━━━━━ Given records ━━━━━
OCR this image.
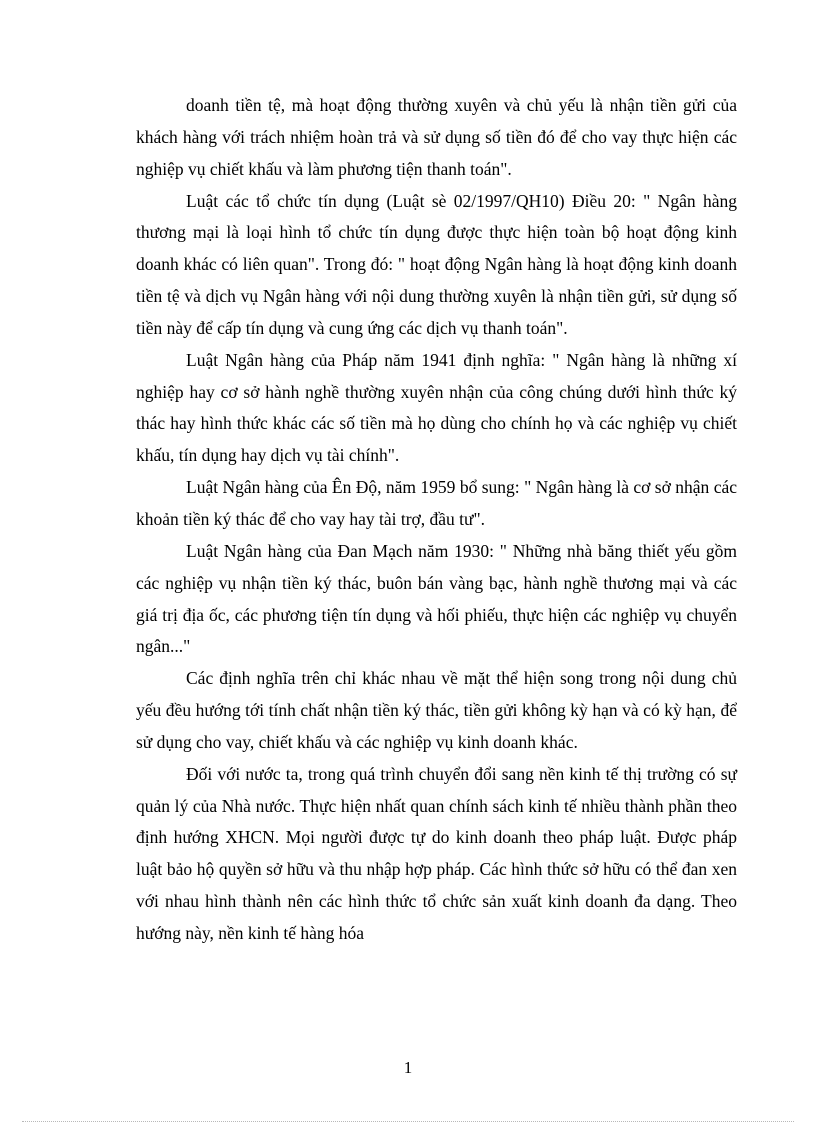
doanh tiền tệ, mà hoạt động thường xuyên và chủ yếu là nhận tiền gửi của khách hàng với trách nhiệm hoàn trả và sử dụng số tiền đó để cho vay thực hiện các nghiệp vụ chiết khấu và làm phương tiện thanh toán".

Luật các tổ chức tín dụng (Luật sè 02/1997/QH10) Điều 20: " Ngân hàng thương mại là loại hình tổ chức tín dụng được thực hiện toàn bộ hoạt động kinh doanh khác có liên quan". Trong đó: " hoạt động Ngân hàng là hoạt động kinh doanh tiền tệ và dịch vụ Ngân hàng với nội dung thường xuyên là nhận tiền gửi, sử dụng số tiền này để cấp tín dụng và cung ứng các dịch vụ thanh toán".

Luật Ngân hàng của Pháp năm 1941 định nghĩa: " Ngân hàng là những xí nghiệp hay cơ sở hành nghề thường xuyên nhận của công chúng dưới hình thức ký thác hay hình thức khác các số tiền mà họ dùng cho chính họ và các nghiệp vụ chiết khấu, tín dụng hay dịch vụ tài chính".

Luật Ngân hàng của Ên Độ, năm 1959 bổ sung: " Ngân hàng là cơ sở nhận các khoản tiền ký thác để cho vay hay tài trợ, đầu tư".

Luật Ngân hàng của Đan Mạch năm 1930: " Những nhà băng thiết yếu gồm các nghiệp vụ nhận tiền ký thác, buôn bán vàng bạc, hành nghề thương mại và các giá trị địa ốc, các phương tiện tín dụng và hối phiếu, thực hiện các nghiệp vụ chuyển ngân..."

Các định nghĩa trên chỉ khác nhau về mặt thể hiện song trong nội dung chủ yếu đều hướng tới tính chất nhận tiền ký thác, tiền gửi không kỳ hạn và có kỳ hạn, để sử dụng cho vay, chiết khấu và các nghiệp vụ kinh doanh khác.

Đối với nước ta, trong quá trình chuyển đổi sang nền kinh tế thị trường có sự quản lý của Nhà nước. Thực hiện nhất quan chính sách kinh tế nhiều thành phần theo định hướng XHCN. Mọi người được tự do kinh doanh theo pháp luật. Được pháp luật bảo hộ quyền sở hữu và thu nhập hợp pháp. Các hình thức sở hữu có thể đan xen với nhau hình thành nên các hình thức tổ chức sản xuất kinh doanh đa dạng. Theo hướng này, nền kinh tế hàng hóa

1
━━━━━
* _Exercise aim_: Except for the pictures, copy every line of the records above exactly.

* _Exercise output_:
OCR this image.
doanh tiền tệ, mà hoạt động thường xuyên và chủ yếu là nhận tiền gửi của khách hàng với trách nhiệm hoàn trả và sử dụng số tiền đó để cho vay thực hiện các nghiệp vụ chiết khấu và làm phương tiện thanh toán".

Luật các tổ chức tín dụng (Luật sè 02/1997/QH10) Điều 20: " Ngân hàng thương mại là loại hình tổ chức tín dụng được thực hiện toàn bộ hoạt động kinh doanh khác có liên quan". Trong đó: " hoạt động Ngân hàng là hoạt động kinh doanh tiền tệ và dịch vụ Ngân hàng với nội dung thường xuyên là nhận tiền gửi, sử dụng số tiền này để cấp tín dụng và cung ứng các dịch vụ thanh toán".

Luật Ngân hàng của Pháp năm 1941 định nghĩa: " Ngân hàng là những xí nghiệp hay cơ sở hành nghề thường xuyên nhận của công chúng dưới hình thức ký thác hay hình thức khác các số tiền mà họ dùng cho chính họ và các nghiệp vụ chiết khấu, tín dụng hay dịch vụ tài chính".

Luật Ngân hàng của Ên Độ, năm 1959 bổ sung: " Ngân hàng là cơ sở nhận các khoản tiền ký thác để cho vay hay tài trợ, đầu tư".

Luật Ngân hàng của Đan Mạch năm 1930: " Những nhà băng thiết yếu gồm các nghiệp vụ nhận tiền ký thác, buôn bán vàng bạc, hành nghề thương mại và các giá trị địa ốc, các phương tiện tín dụng và hối phiếu, thực hiện các nghiệp vụ chuyển ngân..."

Các định nghĩa trên chỉ khác nhau về mặt thể hiện song trong nội dung chủ yếu đều hướng tới tính chất nhận tiền ký thác, tiền gửi không kỳ hạn và có kỳ hạn, để sử dụng cho vay, chiết khấu và các nghiệp vụ kinh doanh khác.

Đối với nước ta, trong quá trình chuyển đổi sang nền kinh tế thị trường có sự quản lý của Nhà nước. Thực hiện nhất quan chính sách kinh tế nhiều thành phần theo định hướng XHCN. Mọi người được tự do kinh doanh theo pháp luật. Được pháp luật bảo hộ quyền sở hữu và thu nhập hợp pháp. Các hình thức sở hữu có thể đan xen với nhau hình thành nên các hình thức tổ chức sản xuất kinh doanh đa dạng. Theo hướng này, nền kinh tế hàng hóa

1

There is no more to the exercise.